Identify all lines below that hold "your" and collect them.
↓↓↓
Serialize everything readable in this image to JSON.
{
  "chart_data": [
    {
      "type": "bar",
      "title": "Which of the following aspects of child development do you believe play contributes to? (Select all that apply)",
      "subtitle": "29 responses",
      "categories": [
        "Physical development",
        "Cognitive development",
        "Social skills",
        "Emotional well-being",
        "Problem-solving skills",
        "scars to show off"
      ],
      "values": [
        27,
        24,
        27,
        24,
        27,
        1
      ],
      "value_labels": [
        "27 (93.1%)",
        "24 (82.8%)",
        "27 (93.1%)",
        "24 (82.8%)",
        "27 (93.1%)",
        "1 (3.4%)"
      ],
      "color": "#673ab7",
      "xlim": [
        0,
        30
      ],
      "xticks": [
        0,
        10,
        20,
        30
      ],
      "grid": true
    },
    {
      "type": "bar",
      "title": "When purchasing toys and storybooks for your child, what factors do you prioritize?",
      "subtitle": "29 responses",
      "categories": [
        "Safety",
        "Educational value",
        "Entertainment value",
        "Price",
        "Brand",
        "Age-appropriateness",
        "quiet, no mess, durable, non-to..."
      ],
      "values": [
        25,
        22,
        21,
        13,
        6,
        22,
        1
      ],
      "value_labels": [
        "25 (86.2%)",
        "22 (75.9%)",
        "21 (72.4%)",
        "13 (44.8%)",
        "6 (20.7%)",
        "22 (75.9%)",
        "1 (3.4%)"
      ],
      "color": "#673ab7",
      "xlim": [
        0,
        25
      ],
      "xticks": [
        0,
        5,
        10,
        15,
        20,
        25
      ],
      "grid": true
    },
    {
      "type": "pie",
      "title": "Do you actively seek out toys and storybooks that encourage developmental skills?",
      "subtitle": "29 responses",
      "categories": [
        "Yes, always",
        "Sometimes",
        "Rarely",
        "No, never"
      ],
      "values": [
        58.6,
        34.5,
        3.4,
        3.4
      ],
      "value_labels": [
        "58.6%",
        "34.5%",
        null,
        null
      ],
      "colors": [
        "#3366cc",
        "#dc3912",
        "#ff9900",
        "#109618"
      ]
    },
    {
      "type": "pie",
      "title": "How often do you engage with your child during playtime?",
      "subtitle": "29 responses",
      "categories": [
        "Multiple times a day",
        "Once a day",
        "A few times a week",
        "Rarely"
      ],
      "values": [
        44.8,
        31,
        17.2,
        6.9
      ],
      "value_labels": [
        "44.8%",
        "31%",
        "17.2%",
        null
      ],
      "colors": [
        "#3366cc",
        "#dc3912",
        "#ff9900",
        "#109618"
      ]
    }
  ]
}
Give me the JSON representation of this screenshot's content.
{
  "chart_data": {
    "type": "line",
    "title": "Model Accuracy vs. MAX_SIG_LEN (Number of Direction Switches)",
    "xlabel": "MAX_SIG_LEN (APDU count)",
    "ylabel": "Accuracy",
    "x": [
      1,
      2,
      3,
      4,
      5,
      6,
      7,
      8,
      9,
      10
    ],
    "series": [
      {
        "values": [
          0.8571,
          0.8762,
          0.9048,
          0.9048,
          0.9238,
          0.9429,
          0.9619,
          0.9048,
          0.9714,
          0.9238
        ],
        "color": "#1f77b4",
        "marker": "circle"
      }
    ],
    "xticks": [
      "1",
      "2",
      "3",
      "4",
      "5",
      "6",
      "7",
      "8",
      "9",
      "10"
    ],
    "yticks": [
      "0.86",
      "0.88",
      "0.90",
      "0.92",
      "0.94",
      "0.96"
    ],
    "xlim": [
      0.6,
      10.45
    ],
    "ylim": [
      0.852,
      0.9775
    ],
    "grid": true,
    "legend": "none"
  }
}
↑↑↑
▶ **Solution to this problem**:
      "title": "When purchasing toys and storybooks for your child, what factors do you prioritize?",
      "title": "How often do you engage with your child during playtime?",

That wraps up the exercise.